(Records from a data source)

—————

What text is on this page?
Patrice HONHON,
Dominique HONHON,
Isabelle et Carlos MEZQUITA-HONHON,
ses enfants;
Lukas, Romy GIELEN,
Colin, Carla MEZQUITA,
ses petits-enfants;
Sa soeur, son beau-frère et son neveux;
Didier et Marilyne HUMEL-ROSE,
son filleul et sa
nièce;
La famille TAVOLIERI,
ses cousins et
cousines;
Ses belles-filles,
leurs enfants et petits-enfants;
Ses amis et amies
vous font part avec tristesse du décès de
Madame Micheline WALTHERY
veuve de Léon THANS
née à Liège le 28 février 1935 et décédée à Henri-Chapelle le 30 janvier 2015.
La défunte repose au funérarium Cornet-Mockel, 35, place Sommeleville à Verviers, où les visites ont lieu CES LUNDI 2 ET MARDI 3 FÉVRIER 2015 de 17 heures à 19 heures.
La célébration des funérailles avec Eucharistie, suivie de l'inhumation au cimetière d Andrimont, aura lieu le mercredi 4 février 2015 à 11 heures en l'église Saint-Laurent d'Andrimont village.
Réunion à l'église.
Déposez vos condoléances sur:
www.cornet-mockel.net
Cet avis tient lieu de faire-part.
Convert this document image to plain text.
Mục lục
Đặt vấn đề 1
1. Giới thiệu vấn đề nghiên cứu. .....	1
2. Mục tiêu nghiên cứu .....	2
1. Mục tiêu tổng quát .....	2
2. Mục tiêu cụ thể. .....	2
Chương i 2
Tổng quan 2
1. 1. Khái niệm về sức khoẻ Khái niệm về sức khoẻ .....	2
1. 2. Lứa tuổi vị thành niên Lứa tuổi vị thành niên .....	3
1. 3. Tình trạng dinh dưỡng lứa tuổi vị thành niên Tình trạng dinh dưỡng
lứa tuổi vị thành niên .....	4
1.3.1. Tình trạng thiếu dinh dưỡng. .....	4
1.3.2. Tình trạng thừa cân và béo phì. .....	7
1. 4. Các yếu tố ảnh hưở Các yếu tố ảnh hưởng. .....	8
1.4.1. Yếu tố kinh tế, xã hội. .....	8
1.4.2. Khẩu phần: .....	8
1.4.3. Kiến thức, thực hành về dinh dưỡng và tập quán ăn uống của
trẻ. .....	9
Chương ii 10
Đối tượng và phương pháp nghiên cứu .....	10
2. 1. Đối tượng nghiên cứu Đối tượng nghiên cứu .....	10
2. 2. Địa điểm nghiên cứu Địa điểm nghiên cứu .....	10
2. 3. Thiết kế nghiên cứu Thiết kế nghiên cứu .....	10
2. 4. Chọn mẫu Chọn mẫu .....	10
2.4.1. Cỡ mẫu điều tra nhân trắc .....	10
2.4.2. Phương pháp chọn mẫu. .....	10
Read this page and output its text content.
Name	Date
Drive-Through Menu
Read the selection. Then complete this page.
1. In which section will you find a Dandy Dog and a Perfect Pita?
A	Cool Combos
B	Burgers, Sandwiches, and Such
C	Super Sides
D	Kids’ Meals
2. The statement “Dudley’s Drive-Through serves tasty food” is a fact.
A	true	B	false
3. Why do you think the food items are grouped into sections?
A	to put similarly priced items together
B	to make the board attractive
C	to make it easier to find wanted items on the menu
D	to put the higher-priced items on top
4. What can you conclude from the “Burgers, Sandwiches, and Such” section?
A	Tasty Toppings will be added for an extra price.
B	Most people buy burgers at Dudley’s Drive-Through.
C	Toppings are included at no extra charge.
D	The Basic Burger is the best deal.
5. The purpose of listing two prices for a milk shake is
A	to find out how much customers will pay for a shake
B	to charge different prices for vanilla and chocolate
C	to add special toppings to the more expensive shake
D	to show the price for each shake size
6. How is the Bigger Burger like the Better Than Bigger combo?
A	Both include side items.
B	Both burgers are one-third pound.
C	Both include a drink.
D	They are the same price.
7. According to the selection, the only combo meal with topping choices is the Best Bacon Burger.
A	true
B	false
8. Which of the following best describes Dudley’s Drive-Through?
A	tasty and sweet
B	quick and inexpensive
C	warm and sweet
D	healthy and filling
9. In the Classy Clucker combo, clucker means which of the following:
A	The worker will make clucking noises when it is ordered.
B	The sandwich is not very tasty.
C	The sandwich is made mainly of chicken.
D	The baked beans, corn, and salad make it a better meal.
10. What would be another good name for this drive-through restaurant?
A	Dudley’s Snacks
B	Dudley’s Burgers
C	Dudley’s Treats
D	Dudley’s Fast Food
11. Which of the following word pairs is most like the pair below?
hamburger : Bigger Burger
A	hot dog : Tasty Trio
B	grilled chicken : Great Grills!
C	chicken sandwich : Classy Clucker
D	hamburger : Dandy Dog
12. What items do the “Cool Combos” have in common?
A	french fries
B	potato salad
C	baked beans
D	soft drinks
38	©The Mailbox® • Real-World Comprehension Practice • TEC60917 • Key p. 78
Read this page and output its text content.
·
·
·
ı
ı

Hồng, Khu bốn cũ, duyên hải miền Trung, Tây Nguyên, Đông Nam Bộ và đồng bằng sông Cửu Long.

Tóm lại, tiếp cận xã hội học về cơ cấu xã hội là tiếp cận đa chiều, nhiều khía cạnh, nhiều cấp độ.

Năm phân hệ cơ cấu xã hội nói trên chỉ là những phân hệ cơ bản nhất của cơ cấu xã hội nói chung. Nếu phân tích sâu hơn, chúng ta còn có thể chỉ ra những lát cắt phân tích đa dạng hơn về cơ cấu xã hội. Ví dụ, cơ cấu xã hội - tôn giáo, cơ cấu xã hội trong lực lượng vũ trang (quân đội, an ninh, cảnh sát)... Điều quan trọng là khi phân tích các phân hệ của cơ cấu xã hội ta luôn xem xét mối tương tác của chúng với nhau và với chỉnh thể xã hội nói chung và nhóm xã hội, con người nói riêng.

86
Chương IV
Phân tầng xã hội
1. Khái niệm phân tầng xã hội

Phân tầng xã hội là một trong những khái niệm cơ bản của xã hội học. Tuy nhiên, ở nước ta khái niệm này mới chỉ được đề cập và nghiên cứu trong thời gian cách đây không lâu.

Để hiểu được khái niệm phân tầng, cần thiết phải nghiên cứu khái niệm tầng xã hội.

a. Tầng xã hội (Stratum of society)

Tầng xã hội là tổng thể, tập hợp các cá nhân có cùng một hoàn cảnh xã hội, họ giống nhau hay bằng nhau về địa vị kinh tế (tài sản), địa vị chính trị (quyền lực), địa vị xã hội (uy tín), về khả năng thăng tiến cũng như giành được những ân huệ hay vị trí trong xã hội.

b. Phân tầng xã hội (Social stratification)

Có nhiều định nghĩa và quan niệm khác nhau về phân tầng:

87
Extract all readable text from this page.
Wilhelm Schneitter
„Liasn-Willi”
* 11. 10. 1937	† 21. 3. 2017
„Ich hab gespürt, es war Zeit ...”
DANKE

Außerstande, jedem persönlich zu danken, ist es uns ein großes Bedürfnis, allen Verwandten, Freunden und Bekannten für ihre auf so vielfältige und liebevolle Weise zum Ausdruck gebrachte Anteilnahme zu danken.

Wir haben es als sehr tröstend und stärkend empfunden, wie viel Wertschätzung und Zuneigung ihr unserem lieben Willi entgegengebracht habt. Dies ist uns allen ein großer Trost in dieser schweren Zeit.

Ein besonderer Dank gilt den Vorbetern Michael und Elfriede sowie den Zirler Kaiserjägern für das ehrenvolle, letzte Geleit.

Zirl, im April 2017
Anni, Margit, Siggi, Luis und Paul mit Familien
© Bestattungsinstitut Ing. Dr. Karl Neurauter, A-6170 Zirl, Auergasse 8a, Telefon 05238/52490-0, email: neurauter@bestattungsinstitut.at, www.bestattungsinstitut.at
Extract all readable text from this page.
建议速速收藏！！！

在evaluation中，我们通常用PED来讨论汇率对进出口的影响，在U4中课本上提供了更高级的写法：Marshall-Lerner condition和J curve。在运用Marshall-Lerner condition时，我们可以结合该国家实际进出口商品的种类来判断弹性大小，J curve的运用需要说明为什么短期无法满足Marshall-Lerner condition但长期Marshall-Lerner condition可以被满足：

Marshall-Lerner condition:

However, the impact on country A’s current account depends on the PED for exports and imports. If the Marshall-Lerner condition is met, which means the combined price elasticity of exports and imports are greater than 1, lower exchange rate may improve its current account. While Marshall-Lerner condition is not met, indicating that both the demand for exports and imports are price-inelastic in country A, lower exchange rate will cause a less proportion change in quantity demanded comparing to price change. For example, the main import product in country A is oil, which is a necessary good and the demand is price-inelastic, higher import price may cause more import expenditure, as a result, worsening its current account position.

—————

Instruction
For this exercise, gather every line of the data that contains the word "MEZQUITA".

Task solution
Isabelle et Carlos MEZQUITA-HONHON,
Colin, Carla MEZQUITA,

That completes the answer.